● **Task prompt**:
The data below should be restated word for word, with every picture omitted.
start Material for this task
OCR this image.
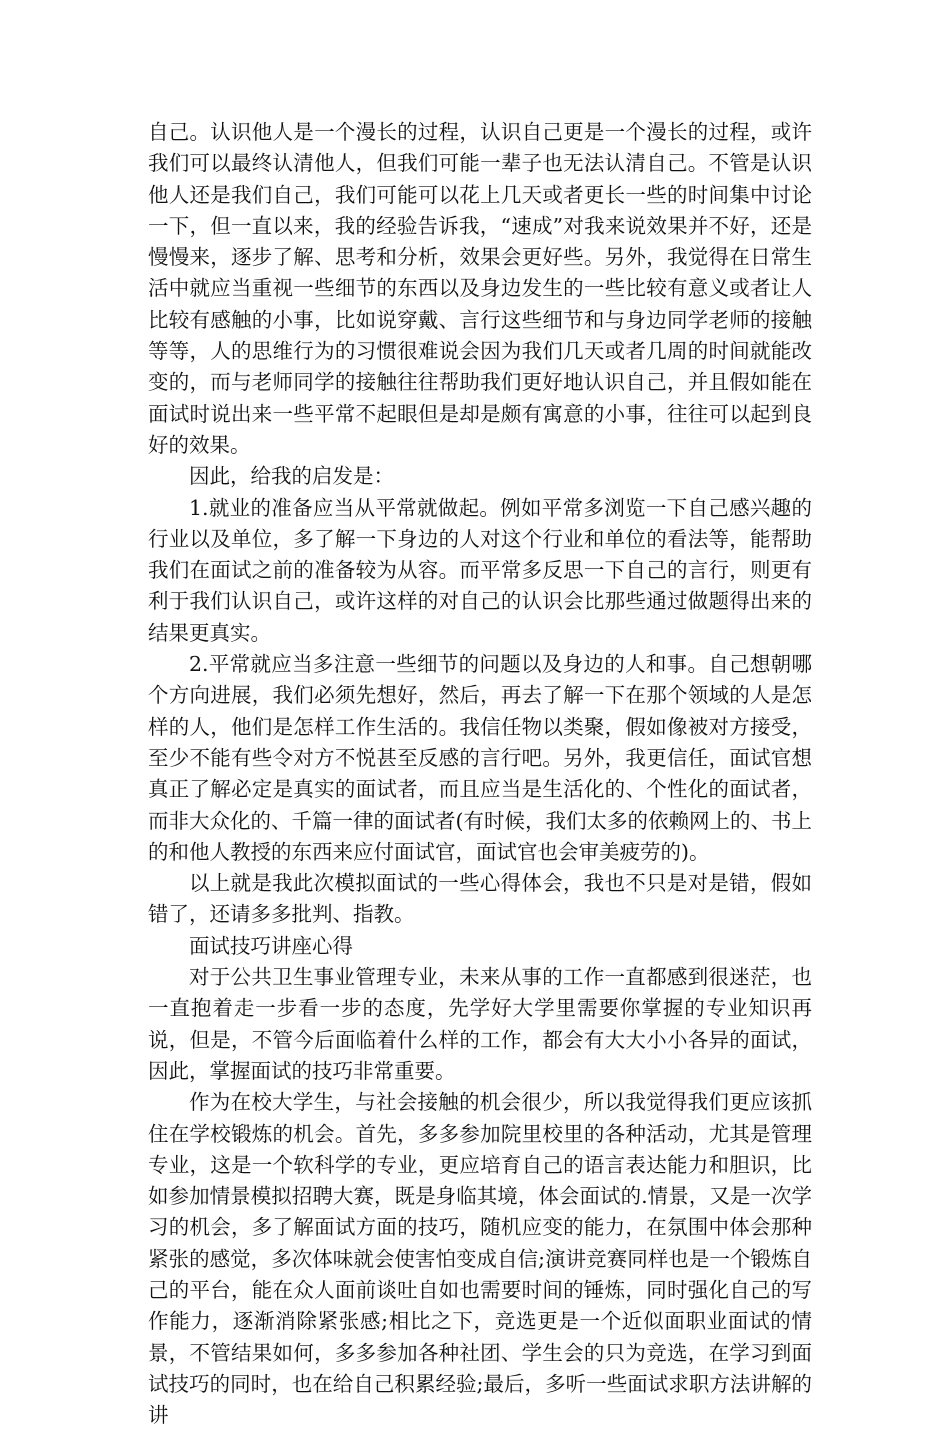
自己。认识他人是一个漫长的过程，认识自己更是一个漫长的过程，或许我们可以最终认清他人，但我们可能一辈子也无法认清自己。不管是认识他人还是我们自己，我们可能可以花上几天或者更长一些的时间集中讨论一下，但一直以来，我的经验告诉我，“速成”对我来说效果并不好，还是慢慢来，逐步了解、思考和分析，效果会更好些。另外，我觉得在日常生活中就应当重视一些细节的东西以及身边发生的一些比较有意义或者让人比较有感触的小事，比如说穿戴、言行这些细节和与身边同学老师的接触等等，人的思维行为的习惯很难说会因为我们几天或者几周的时间就能改变的，而与老师同学的接触往往帮助我们更好地认识自己，并且假如能在面试时说出来一些平常不起眼但是却是颇有寓意的小事，往往可以起到良好的效果。

因此，给我的启发是：

1.就业的准备应当从平常就做起。例如平常多浏览一下自己感兴趣的行业以及单位，多了解一下身边的人对这个行业和单位的看法等，能帮助我们在面试之前的准备较为从容。而平常多反思一下自己的言行，则更有利于我们认识自己，或许这样的对自己的认识会比那些通过做题得出来的结果更真实。

2.平常就应当多注意一些细节的问题以及身边的人和事。自己想朝哪个方向进展，我们必须先想好，然后，再去了解一下在那个领域的人是怎样的人，他们是怎样工作生活的。我信任物以类聚，假如像被对方接受，至少不能有些令对方不悦甚至反感的言行吧。另外，我更信任，面试官想真正了解必定是真实的面试者，而且应当是生活化的、个性化的面试者，而非大众化的、千篇一律的面试者(有时候，我们太多的依赖网上的、书上的和他人教授的东西来应付面试官，面试官也会审美疲劳的)。

以上就是我此次模拟面试的一些心得体会，我也不只是对是错，假如错了，还请多多批判、指教。

面试技巧讲座心得

对于公共卫生事业管理专业，未来从事的工作一直都感到很迷茫，也一直抱着走一步看一步的态度，先学好大学里需要你掌握的专业知识再说，但是，不管今后面临着什么样的工作，都会有大大小小各异的面试，因此，掌握面试的技巧非常重要。

作为在校大学生，与社会接触的机会很少，所以我觉得我们更应该抓住在学校锻炼的机会。首先，多多参加院里校里的各种活动，尤其是管理专业，这是一个软科学的专业，更应培育自己的语言表达能力和胆识，比如参加情景模拟招聘大赛，既是身临其境，体会面试的.情景，又是一次学习的机会，多了解面试方面的技巧，随机应变的能力，在氛围中体会那种紧张的感觉，多次体味就会使害怕变成自信;演讲竞赛同样也是一个锻炼自己的平台，能在众人面前谈吐自如也需要时间的锤炼，同时强化自己的写作能力，逐渐消除紧张感;相比之下，竞选更是一个近似面职业面试的情景，不管结果如何，多多参加各种社团、学生会的只为竞选，在学习到面试技巧的同时，也在给自己积累经验;最后，多听一些面试求职方法讲解的讲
end Material for this task
● **Answer to the task**:
OCR this image.
自己。认识他人是一个漫长的过程，认识自己更是一个漫长的过程，或许我们可以最终认清他人，但我们可能一辈子也无法认清自己。不管是认识他人还是我们自己，我们可能可以花上几天或者更长一些的时间集中讨论一下，但一直以来，我的经验告诉我，“速成”对我来说效果并不好，还是慢慢来，逐步了解、思考和分析，效果会更好些。另外，我觉得在日常生活中就应当重视一些细节的东西以及身边发生的一些比较有意义或者让人比较有感触的小事，比如说穿戴、言行这些细节和与身边同学老师的接触等等，人的思维行为的习惯很难说会因为我们几天或者几周的时间就能改变的，而与老师同学的接触往往帮助我们更好地认识自己，并且假如能在面试时说出来一些平常不起眼但是却是颇有寓意的小事，往往可以起到良好的效果。

因此，给我的启发是：

1.就业的准备应当从平常就做起。例如平常多浏览一下自己感兴趣的行业以及单位，多了解一下身边的人对这个行业和单位的看法等，能帮助我们在面试之前的准备较为从容。而平常多反思一下自己的言行，则更有利于我们认识自己，或许这样的对自己的认识会比那些通过做题得出来的结果更真实。

2.平常就应当多注意一些细节的问题以及身边的人和事。自己想朝哪个方向进展，我们必须先想好，然后，再去了解一下在那个领域的人是怎样的人，他们是怎样工作生活的。我信任物以类聚，假如像被对方接受，至少不能有些令对方不悦甚至反感的言行吧。另外，我更信任，面试官想真正了解必定是真实的面试者，而且应当是生活化的、个性化的面试者，而非大众化的、千篇一律的面试者(有时候，我们太多的依赖网上的、书上的和他人教授的东西来应付面试官，面试官也会审美疲劳的)。

以上就是我此次模拟面试的一些心得体会，我也不只是对是错，假如错了，还请多多批判、指教。

面试技巧讲座心得

对于公共卫生事业管理专业，未来从事的工作一直都感到很迷茫，也一直抱着走一步看一步的态度，先学好大学里需要你掌握的专业知识再说，但是，不管今后面临着什么样的工作，都会有大大小小各异的面试，因此，掌握面试的技巧非常重要。

作为在校大学生，与社会接触的机会很少，所以我觉得我们更应该抓住在学校锻炼的机会。首先，多多参加院里校里的各种活动，尤其是管理专业，这是一个软科学的专业，更应培育自己的语言表达能力和胆识，比如参加情景模拟招聘大赛，既是身临其境，体会面试的.情景，又是一次学习的机会，多了解面试方面的技巧，随机应变的能力，在氛围中体会那种紧张的感觉，多次体味就会使害怕变成自信;演讲竞赛同样也是一个锻炼自己的平台，能在众人面前谈吐自如也需要时间的锤炼，同时强化自己的写作能力，逐渐消除紧张感;相比之下，竞选更是一个近似面职业面试的情景，不管结果如何，多多参加各种社团、学生会的只为竞选，在学习到面试技巧的同时，也在给自己积累经验;最后，多听一些面试求职方法讲解的讲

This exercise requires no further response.